* start *

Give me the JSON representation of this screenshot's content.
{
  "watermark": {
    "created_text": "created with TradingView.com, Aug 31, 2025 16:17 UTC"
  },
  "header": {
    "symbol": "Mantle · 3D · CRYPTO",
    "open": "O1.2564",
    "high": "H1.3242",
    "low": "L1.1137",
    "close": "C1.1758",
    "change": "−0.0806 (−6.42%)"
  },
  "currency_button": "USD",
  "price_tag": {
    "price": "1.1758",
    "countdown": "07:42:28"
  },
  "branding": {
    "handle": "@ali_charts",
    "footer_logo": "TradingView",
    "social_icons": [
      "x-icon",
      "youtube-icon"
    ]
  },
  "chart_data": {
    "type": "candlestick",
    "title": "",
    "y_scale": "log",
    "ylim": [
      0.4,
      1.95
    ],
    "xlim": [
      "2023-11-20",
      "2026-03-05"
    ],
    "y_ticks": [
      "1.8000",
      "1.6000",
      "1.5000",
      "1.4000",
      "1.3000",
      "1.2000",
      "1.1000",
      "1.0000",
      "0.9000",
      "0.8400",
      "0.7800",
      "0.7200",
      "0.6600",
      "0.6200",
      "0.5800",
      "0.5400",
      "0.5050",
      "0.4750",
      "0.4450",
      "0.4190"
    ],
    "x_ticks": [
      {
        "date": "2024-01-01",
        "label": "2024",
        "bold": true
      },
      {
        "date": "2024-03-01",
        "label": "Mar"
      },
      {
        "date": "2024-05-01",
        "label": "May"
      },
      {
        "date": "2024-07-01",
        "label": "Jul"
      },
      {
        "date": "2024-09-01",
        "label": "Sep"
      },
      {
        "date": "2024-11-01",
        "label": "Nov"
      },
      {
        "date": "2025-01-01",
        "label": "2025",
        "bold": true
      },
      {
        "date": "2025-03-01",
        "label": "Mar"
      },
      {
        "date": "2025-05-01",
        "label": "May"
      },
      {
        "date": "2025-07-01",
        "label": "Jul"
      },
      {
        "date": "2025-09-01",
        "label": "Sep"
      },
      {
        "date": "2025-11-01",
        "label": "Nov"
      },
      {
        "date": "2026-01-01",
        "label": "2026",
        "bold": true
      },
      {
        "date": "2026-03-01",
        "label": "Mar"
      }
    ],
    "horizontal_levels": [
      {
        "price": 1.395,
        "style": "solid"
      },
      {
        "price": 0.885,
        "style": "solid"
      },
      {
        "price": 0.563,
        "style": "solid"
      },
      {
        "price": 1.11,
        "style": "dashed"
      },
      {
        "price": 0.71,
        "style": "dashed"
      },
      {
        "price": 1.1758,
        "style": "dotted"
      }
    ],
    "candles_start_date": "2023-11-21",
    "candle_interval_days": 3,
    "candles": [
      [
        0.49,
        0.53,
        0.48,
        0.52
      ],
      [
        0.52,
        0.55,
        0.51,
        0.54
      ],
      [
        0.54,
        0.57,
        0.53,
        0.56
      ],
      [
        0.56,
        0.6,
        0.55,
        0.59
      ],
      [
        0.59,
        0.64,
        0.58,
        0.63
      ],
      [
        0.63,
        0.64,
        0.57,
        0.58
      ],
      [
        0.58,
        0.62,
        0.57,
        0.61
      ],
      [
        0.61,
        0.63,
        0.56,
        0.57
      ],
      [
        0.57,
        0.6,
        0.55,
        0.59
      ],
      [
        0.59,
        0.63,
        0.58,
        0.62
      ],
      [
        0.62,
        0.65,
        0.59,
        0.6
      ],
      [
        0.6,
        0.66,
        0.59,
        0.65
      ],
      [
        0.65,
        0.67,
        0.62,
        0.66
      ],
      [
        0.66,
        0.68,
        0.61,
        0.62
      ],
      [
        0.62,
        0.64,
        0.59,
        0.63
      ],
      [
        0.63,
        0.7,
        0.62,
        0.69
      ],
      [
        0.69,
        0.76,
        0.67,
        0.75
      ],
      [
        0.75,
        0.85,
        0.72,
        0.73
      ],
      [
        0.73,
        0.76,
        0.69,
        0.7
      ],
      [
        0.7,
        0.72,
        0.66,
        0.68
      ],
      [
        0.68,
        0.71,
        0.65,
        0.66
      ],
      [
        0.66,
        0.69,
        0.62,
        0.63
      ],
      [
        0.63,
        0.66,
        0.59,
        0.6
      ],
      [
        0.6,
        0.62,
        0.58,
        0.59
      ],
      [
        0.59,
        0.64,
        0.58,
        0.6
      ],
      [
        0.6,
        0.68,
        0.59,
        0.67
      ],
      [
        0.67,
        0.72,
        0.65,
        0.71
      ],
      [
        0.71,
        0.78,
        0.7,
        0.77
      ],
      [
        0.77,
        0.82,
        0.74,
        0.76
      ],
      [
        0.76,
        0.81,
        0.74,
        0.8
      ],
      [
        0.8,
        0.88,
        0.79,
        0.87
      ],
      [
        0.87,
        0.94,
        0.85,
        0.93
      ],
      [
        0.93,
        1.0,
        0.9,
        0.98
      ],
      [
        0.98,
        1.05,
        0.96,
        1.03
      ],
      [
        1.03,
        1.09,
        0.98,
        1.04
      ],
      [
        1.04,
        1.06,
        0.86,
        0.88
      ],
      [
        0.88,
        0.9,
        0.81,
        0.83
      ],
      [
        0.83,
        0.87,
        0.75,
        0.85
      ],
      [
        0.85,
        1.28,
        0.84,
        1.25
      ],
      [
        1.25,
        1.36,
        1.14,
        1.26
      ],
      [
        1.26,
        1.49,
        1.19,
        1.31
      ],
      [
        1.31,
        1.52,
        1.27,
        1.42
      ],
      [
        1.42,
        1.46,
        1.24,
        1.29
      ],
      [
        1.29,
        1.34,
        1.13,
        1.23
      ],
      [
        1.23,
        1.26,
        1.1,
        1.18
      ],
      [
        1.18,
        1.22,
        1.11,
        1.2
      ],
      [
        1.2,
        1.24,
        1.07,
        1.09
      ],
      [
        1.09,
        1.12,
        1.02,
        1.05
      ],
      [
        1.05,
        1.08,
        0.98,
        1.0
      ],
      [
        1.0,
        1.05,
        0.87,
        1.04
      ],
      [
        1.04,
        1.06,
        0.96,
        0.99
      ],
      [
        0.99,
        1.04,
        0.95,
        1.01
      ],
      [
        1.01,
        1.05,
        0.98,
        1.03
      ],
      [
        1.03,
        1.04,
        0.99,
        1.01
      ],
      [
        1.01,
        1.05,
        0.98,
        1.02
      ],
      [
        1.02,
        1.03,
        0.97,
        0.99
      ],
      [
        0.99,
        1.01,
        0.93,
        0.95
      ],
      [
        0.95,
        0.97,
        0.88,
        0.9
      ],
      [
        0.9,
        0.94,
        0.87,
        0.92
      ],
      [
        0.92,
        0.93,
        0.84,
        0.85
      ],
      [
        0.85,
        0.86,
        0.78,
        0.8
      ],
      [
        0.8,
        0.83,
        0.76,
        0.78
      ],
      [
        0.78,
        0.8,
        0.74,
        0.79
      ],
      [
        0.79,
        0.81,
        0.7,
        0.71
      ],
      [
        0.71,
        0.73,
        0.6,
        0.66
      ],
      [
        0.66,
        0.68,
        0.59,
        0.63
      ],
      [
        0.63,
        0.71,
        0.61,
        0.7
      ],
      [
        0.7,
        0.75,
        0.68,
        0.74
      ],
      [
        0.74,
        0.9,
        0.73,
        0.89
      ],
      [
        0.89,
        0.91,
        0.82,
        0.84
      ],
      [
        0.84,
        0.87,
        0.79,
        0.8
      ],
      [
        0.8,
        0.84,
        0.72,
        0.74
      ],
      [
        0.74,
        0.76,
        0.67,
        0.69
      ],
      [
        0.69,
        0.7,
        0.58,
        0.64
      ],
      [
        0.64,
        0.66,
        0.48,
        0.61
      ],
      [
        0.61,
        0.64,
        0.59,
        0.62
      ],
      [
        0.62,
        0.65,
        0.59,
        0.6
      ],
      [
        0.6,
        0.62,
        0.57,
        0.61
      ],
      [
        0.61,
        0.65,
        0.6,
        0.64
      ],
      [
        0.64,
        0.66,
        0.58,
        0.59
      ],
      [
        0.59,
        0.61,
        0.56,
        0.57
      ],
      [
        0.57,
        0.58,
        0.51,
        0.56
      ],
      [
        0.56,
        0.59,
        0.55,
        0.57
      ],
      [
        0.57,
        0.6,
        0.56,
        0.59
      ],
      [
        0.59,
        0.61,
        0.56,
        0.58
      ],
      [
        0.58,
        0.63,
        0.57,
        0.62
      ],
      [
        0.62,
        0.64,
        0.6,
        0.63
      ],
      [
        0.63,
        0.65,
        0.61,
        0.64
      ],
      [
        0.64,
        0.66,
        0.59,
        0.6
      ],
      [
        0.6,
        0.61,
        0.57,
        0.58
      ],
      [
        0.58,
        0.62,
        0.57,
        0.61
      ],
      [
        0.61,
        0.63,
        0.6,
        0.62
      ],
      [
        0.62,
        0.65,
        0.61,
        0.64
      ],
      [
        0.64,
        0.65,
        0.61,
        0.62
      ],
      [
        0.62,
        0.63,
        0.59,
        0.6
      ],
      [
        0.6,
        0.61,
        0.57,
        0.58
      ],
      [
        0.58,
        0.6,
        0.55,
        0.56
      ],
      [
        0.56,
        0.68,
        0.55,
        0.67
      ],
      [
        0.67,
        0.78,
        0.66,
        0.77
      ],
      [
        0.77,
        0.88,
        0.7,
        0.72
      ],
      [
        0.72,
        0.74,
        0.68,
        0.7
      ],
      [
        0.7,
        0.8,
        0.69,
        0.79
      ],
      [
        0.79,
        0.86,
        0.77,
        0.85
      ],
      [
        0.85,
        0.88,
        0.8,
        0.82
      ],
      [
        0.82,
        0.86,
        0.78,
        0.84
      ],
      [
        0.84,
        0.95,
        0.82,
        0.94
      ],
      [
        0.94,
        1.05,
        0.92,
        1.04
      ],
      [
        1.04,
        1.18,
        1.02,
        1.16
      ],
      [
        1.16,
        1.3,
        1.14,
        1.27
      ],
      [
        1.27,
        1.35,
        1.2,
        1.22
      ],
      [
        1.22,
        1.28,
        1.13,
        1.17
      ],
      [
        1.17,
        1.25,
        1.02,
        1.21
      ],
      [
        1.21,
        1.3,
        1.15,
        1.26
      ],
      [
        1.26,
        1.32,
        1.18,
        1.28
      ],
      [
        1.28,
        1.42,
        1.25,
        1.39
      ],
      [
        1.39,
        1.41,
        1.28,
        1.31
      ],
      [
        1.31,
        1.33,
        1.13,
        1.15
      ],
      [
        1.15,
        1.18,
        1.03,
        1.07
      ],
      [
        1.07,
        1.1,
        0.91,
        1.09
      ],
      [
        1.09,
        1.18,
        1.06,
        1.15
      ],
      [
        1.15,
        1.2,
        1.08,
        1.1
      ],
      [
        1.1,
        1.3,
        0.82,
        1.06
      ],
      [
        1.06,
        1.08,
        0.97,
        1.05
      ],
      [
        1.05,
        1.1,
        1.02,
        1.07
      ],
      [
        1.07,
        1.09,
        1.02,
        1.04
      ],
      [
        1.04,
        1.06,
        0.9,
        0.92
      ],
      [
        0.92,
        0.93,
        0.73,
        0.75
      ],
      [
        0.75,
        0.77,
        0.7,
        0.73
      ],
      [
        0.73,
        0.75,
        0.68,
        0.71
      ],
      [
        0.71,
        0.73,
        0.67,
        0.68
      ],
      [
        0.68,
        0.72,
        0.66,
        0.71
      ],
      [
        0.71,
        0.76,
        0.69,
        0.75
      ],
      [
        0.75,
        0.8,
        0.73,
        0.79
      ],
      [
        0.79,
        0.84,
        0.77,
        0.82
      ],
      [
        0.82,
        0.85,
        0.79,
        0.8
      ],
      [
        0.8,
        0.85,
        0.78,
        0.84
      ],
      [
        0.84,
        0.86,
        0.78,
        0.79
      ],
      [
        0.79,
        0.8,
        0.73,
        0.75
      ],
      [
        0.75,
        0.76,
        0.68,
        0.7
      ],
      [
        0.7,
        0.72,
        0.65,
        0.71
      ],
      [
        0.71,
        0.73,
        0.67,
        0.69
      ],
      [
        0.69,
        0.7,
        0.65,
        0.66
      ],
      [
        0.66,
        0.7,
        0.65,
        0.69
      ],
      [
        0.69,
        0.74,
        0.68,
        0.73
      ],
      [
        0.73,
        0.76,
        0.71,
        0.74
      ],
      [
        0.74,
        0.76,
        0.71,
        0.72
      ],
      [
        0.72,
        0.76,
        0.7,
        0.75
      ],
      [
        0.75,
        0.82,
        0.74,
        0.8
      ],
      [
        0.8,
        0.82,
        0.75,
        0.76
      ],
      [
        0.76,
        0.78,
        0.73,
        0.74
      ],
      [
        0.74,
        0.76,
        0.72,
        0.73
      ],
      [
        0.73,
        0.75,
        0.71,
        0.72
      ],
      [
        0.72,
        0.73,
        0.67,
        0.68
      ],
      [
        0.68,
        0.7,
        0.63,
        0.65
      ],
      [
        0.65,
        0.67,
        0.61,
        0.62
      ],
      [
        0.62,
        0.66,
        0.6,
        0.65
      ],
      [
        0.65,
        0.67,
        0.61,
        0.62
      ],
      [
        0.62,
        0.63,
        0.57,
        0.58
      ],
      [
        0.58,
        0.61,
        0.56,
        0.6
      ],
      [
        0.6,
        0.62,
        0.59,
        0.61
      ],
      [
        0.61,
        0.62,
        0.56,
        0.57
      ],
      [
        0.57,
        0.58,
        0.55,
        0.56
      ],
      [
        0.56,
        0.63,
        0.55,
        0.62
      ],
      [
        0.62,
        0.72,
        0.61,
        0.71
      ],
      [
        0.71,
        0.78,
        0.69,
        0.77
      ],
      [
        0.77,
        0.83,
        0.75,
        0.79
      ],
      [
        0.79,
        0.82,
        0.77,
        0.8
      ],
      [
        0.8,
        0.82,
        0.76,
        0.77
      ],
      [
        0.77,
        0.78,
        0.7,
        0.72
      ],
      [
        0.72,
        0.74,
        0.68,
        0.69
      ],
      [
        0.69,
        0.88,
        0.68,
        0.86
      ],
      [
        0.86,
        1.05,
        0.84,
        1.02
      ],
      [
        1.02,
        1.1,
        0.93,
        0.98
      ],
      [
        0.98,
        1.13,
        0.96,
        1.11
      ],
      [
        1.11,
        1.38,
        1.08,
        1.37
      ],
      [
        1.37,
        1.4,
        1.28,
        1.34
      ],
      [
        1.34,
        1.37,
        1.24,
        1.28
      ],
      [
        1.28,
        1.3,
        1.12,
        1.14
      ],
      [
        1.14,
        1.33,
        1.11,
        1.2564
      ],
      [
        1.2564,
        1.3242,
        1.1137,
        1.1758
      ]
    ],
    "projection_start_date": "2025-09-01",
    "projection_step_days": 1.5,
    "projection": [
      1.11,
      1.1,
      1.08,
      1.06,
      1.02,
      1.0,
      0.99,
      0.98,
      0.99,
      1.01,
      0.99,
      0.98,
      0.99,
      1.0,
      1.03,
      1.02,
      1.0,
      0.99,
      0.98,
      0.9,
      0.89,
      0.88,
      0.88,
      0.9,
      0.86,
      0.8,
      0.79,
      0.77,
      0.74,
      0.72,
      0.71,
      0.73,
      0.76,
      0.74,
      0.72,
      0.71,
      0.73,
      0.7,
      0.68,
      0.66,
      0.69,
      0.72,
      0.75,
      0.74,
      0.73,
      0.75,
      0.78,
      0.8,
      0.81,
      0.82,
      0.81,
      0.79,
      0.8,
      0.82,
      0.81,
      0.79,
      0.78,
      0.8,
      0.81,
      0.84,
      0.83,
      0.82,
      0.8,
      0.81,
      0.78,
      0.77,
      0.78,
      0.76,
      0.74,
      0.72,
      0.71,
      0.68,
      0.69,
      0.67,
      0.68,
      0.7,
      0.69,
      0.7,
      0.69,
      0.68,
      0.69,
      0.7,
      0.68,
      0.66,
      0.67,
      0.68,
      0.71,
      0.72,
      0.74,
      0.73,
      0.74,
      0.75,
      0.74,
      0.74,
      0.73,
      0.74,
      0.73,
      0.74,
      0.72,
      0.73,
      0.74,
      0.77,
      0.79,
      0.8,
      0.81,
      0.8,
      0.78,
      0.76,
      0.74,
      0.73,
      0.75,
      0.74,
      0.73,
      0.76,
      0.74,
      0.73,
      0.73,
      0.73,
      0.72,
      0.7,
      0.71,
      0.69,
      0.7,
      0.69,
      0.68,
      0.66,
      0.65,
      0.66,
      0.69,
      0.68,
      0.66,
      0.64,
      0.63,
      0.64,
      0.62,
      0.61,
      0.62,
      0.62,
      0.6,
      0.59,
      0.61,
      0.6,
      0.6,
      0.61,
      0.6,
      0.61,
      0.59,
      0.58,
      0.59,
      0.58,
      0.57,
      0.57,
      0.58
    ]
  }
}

* end *

→ **Directive**
Single out each line of the records above with the string "TradingView" in it, and copy it.

→ **Exercise answer**
    "created_text": "created with TradingView.com, Aug 31, 2025 16:17 UTC"
    "footer_logo": "TradingView",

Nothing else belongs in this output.